РАБОЧЕЕ ЗАДАНИЕ ▸
Выпишите без изменений участок выбранного фрагмента, начиная со слов «А в 1946-м бы, наверное, не» и заканчивая словами «и не пережить.».

ВЫБРАННЫЙ ФРАГМЕНТ ▸
—————

А в 1946-м бы, наверное, не умер. Люди тогда были другими. Это как у Некрасова в «Последыше» – там мужик умирает после того, как его попросили притвориться: помещик, мол, приказал тебя выпороть, но он не знает, что крепостное право отменено, мы ему не говорим. А то его удар хватит. Так ты уж покричи понарошку, будто тебя порют, а мы тебе водки выставим и закуски. Он покричал-покричал, а на следующий день помер по-настоящему: когда человек хлебнул свободы и расслабился, возвращения в рабство можно и не пережить.
Так что кому повезло – еще вопрос; да, в общем, повезло только Исайе Берлину, который хоть ничего и не понимал, да зато имел британское подданство.
Марина Цветаева
Никогда еще Цветаева так мало не была понятна читателю, никогда читатель – особенно российский – не был так плохо подготовлен к ее восприятию, как сейчас – незадолго до ее 130-летия.
Во-первых, подавляющее большинство публикаций так или иначе посвящено особенностям цветаевской сексуальной ориентации. Видимо, ни в каком другом качестве поэт сегодня не способен заинтересовать широкую аудиторию; практически в каждой публикации обсуждаются два вопроса – любила ли Цветаева женщин и любил ли Сергей Эфрон НКВД. На оба давно уже дан положительный ответ. Вообще этот соблазн очень понятен, но такой подход быстро надоедает.
Есть пошлость бульварная, есть культурная, выспренняя, со множеством тире… Цветаевский стиль в самом деле заразителен, и до чего же Цветаева ненавидела собственных эпигонов! Цветаевская неукротимая витальность, цветаевская влюбчивость оборачивались у них сплошным неприличием, цветаевская экстремальность – экстравагантностью… В общем, живая иллюстрация того, чем становятся чудачества и болезни гения без главной составляющей – без гениальности. Что такое цветаевское тире вообще? Никак не знак манерности или слабости, но средство усиления, спрямления речи; коль скоро тут вообще допустимо сравнение со спортивным снарядом – это не лента, а штанга, и в результате все подражательницы Марины Ивановны имеют вид гимнасток, танцующих со штангой наперевес. Зрелище кислое. Вообще, мне кажется, ей должны подражать скорее мужчины: беда в том, что «цветаевками» являются, как правило, женщины с характером и темпераментом Ахматовой, но под Ахматову труднее косить, а цветаевский арсенал обманчиво доступен.

—————

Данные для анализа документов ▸
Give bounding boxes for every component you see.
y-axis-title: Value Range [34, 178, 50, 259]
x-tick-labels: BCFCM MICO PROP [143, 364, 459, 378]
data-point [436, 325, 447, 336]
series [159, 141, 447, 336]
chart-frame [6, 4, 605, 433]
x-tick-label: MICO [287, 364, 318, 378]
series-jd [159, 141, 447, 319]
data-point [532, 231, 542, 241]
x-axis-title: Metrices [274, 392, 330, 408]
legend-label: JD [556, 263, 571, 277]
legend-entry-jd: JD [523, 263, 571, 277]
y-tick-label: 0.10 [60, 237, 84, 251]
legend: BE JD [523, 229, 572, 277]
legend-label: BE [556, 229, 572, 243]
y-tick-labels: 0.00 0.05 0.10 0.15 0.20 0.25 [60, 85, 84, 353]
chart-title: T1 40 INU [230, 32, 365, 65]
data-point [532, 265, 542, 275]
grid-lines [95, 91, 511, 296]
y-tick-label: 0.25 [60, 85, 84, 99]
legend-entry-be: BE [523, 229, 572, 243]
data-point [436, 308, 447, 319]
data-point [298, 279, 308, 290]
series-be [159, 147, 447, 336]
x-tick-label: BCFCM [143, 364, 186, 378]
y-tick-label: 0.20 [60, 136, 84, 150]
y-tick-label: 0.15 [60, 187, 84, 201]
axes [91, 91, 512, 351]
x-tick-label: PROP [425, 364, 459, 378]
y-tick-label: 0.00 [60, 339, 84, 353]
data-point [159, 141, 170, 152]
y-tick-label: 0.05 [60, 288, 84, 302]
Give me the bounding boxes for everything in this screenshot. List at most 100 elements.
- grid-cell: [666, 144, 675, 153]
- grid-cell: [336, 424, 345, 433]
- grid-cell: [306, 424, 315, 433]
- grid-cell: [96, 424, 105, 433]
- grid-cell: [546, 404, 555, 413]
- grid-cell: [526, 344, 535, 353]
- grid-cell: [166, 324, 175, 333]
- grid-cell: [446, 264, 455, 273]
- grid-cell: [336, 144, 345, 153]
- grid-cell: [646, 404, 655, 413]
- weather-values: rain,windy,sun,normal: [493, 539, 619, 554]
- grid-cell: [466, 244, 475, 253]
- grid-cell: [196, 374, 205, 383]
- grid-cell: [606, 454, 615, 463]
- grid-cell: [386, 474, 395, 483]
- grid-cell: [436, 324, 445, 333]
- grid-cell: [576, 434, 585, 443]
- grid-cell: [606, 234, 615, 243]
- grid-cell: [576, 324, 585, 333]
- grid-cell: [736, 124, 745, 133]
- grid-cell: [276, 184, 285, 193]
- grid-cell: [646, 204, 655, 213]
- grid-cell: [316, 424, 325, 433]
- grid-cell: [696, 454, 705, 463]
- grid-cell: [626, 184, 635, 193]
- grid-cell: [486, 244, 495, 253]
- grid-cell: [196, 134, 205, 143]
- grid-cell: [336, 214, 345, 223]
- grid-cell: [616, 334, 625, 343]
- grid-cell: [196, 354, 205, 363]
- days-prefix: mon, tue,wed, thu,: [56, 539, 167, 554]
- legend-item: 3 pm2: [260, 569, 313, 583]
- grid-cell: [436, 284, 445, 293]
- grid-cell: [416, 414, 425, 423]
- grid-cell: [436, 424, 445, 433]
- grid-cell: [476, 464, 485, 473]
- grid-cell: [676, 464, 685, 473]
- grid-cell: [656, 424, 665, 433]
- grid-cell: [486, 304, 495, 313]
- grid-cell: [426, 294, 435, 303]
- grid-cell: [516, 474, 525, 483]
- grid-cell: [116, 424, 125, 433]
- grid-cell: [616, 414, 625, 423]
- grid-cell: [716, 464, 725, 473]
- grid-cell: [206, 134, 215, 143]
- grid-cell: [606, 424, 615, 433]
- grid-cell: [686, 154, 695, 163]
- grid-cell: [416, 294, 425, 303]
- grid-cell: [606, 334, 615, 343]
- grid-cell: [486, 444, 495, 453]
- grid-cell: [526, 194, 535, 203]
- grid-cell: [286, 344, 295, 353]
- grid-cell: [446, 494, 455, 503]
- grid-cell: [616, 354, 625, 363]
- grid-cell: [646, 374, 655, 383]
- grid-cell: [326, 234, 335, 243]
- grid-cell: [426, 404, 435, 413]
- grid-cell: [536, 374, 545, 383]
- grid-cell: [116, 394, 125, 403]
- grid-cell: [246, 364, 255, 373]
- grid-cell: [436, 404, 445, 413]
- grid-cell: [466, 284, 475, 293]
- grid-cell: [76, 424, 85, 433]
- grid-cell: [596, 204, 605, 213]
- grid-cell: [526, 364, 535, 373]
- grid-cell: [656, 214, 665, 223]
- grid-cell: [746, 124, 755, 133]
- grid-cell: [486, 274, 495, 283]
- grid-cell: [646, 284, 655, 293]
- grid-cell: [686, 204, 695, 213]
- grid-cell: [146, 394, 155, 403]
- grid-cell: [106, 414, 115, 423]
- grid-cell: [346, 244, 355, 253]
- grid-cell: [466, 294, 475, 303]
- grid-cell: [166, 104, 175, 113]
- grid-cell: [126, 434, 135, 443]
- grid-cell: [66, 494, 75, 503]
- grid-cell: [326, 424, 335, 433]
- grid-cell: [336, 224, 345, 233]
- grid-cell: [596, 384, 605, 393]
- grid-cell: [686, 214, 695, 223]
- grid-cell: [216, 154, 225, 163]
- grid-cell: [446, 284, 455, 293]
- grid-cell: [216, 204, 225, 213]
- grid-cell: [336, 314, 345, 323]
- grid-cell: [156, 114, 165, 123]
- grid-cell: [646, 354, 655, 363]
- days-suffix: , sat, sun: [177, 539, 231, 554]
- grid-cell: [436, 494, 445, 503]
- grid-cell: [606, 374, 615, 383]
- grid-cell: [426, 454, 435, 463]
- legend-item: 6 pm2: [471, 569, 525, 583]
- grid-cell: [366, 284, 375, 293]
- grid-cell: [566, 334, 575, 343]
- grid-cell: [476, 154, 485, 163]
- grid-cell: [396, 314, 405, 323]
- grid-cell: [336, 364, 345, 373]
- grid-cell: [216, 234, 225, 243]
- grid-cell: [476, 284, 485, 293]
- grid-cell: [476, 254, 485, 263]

—————

ВАШЕ РЕШЕНИЕ ▸
А в 1946-м бы, наверное, не умер. Люди тогда были другими. Это как у Некрасова в «Последыше» – там мужик умирает после того, как его попросили притвориться: помещик, мол, приказал тебя выпороть, но он не знает, что крепостное право отменено, мы ему не говорим. А то его удар хватит. Так ты уж покричи понарошку, будто тебя порют, а мы тебе водки выставим и закуски. Он покричал-покричал, а на следующий день помер по-настоящему: когда человек хлебнул свободы и расслабился, возвращения в рабство можно и не пережить.